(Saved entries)
————————
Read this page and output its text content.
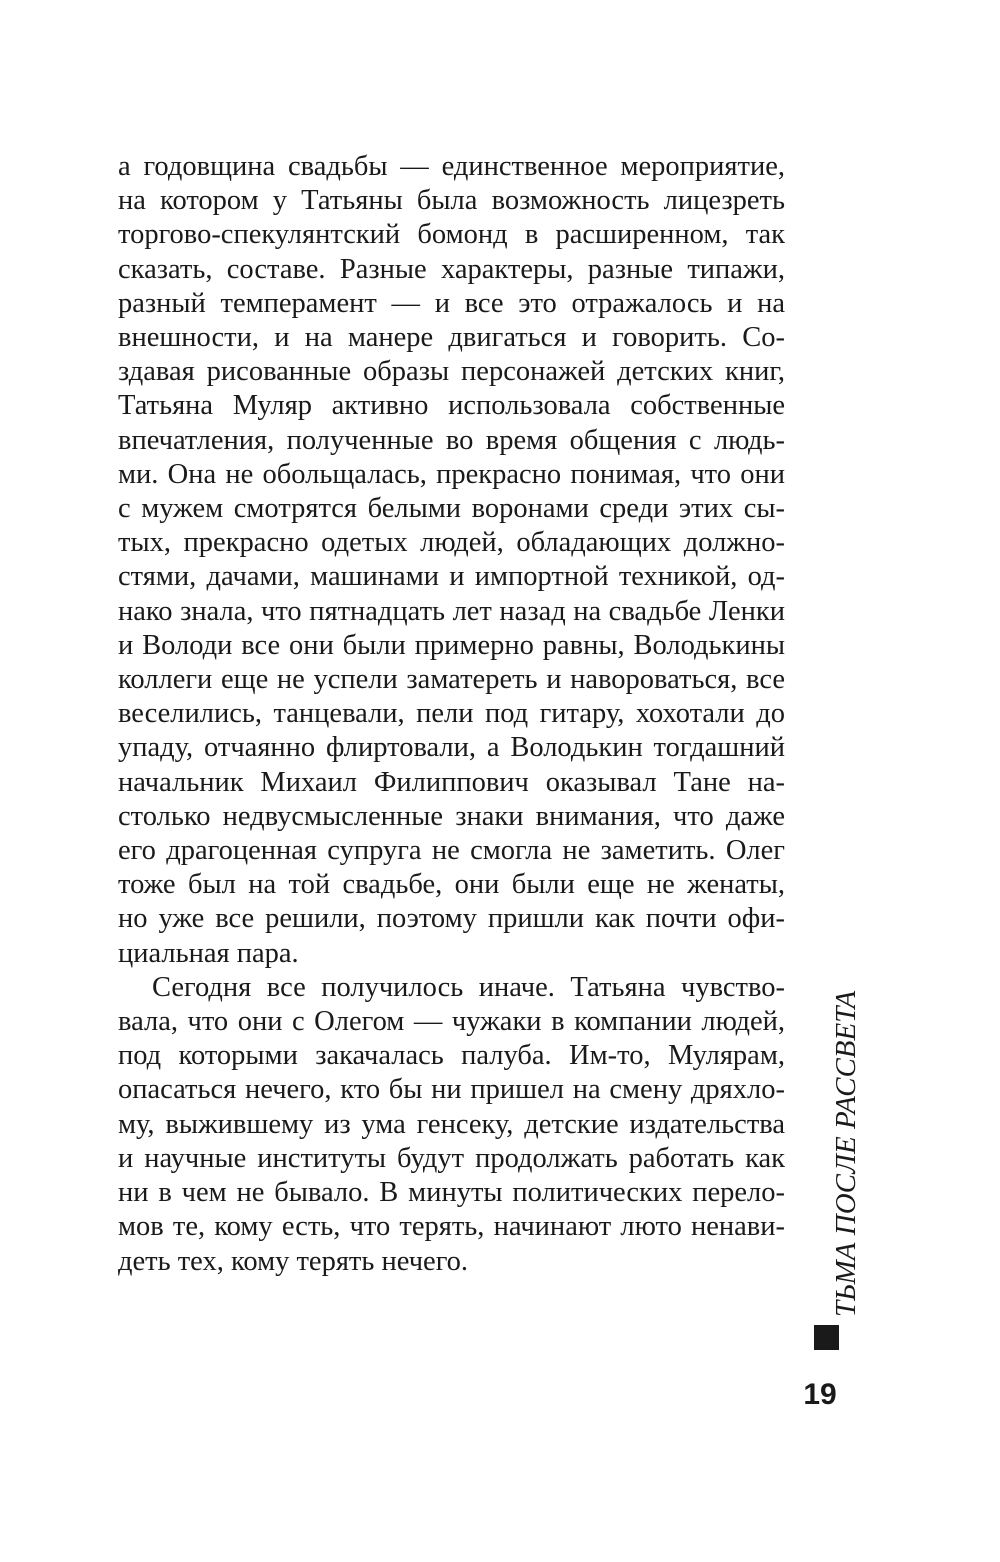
а годовщина свадьбы — единственное мероприятие,
на котором у Татьяны была возможность лицезреть
торгово-спекулянтский бомонд в расширенном, так
сказать, составе. Разные характеры, разные типажи,
разный темперамент — и все это отражалось и на
внешности, и на манере двигаться и говорить. Со-
здавая рисованные образы персонажей детских книг,
Татьяна Муляр активно использовала собственные
впечатления, полученные во время общения с людь-
ми. Она не обольщалась, прекрасно понимая, что они
с мужем смотрятся белыми воронами среди этих сы-
тых, прекрасно одетых людей, обладающих должно-
стями, дачами, машинами и импортной техникой, од-
нако знала, что пятнадцать лет назад на свадьбе Ленки
и Володи все они были примерно равны, Володькины
коллеги еще не успели заматереть и навороваться, все
веселились, танцевали, пели под гитару, хохотали до
упаду, отчаянно флиртовали, а Володькин тогдашний
начальник Михаил Филиппович оказывал Тане на-
столько недвусмысленные знаки внимания, что даже
его драгоценная супруга не смогла не заметить. Олег
тоже был на той свадьбе, они были еще не женаты,
но уже все решили, поэтому пришли как почти офи-
циальная пара.

Сегодня все получилось иначе. Татьяна чувство-
вала, что они с Олегом — чужаки в компании людей,
под которыми закачалась палуба. Им-то, Мулярам,
опасаться нечего, кто бы ни пришел на смену дряхло-
му, выжившему из ума генсеку, детские издательства
и научные институты будут продолжать работать как
ни в чем не бывало. В минуты политических перело-
мов те, кому есть, что терять, начинают люто ненави-
деть тех, кому терять нечего.	ТЬМА ПОСЛЕ РАССВЕТА
19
————————
Written problem
Search the records for the string "Татьяна" and return every line in which it occurs.

Task response
Татьяна Муляр активно использовала собственные
Сегодня все получилось иначе. Татьяна чувство-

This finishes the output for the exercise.